_Directions_.
Every line of the listing must be reproduced as it stands. Leave the images behind.

Part of a data file:
============

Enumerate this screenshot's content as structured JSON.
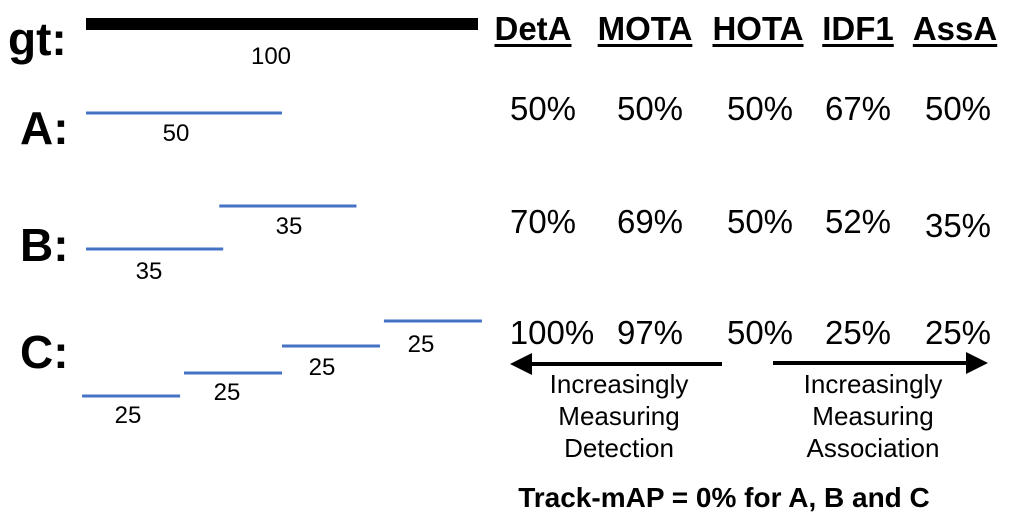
{
  "rows": [
    {
      "label": "gt:",
      "segments": [
        {
          "start": 0,
          "end": 100,
          "label": "100"
        }
      ]
    },
    {
      "label": "A:",
      "segments": [
        {
          "start": 0,
          "end": 50,
          "label": "50"
        }
      ]
    },
    {
      "label": "B:",
      "segments": [
        {
          "start": 0,
          "end": 35,
          "label": "35"
        },
        {
          "start": 34,
          "end": 69,
          "label": "35"
        }
      ]
    },
    {
      "label": "C:",
      "segments": [
        {
          "start": -1,
          "end": 24,
          "label": "25"
        },
        {
          "start": 25,
          "end": 50,
          "label": "25"
        },
        {
          "start": 50,
          "end": 75,
          "label": "25"
        },
        {
          "start": 76,
          "end": 101,
          "label": "25"
        }
      ]
    }
  ],
  "metrics": {
    "headers": [
      "DetA",
      "MOTA",
      "HOTA",
      "IDF1",
      "AssA"
    ],
    "values": {
      "A": [
        "50%",
        "50%",
        "50%",
        "67%",
        "50%"
      ],
      "B": [
        "70%",
        "69%",
        "50%",
        "52%",
        "35%"
      ],
      "C": [
        "100%",
        "97%",
        "50%",
        "25%",
        "25%"
      ]
    }
  },
  "arrows": {
    "left": {
      "text": [
        "Increasingly",
        "Measuring",
        "Detection"
      ]
    },
    "right": {
      "text": [
        "Increasingly",
        "Measuring",
        "Association"
      ]
    }
  },
  "footer": "Track-mAP = 0% for A, B and C",
  "colors": {
    "gt_bar": "#000000",
    "track_segment": "#4472c4"
  }
}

============

_Complete output_.
Enumerate this screenshot's content as structured JSON.
{
  "rows": [
    {
      "label": "gt:",
      "segments": [
        {
          "start": 0,
          "end": 100,
          "label": "100"
        }
      ]
    },
    {
      "label": "A:",
      "segments": [
        {
          "start": 0,
          "end": 50,
          "label": "50"
        }
      ]
    },
    {
      "label": "B:",
      "segments": [
        {
          "start": 0,
          "end": 35,
          "label": "35"
        },
        {
          "start": 34,
          "end": 69,
          "label": "35"
        }
      ]
    },
    {
      "label": "C:",
      "segments": [
        {
          "start": -1,
          "end": 24,
          "label": "25"
        },
        {
          "start": 25,
          "end": 50,
          "label": "25"
        },
        {
          "start": 50,
          "end": 75,
          "label": "25"
        },
        {
          "start": 76,
          "end": 101,
          "label": "25"
        }
      ]
    }
  ],
  "metrics": {
    "headers": [
      "DetA",
      "MOTA",
      "HOTA",
      "IDF1",
      "AssA"
    ],
    "values": {
      "A": [
        "50%",
        "50%",
        "50%",
        "67%",
        "50%"
      ],
      "B": [
        "70%",
        "69%",
        "50%",
        "52%",
        "35%"
      ],
      "C": [
        "100%",
        "97%",
        "50%",
        "25%",
        "25%"
      ]
    }
  },
  "arrows": {
    "left": {
      "text": [
        "Increasingly",
        "Measuring",
        "Detection"
      ]
    },
    "right": {
      "text": [
        "Increasingly",
        "Measuring",
        "Association"
      ]
    }
  },
  "footer": "Track-mAP = 0% for A, B and C",
  "colors": {
    "gt_bar": "#000000",
    "track_segment": "#4472c4"
  }
}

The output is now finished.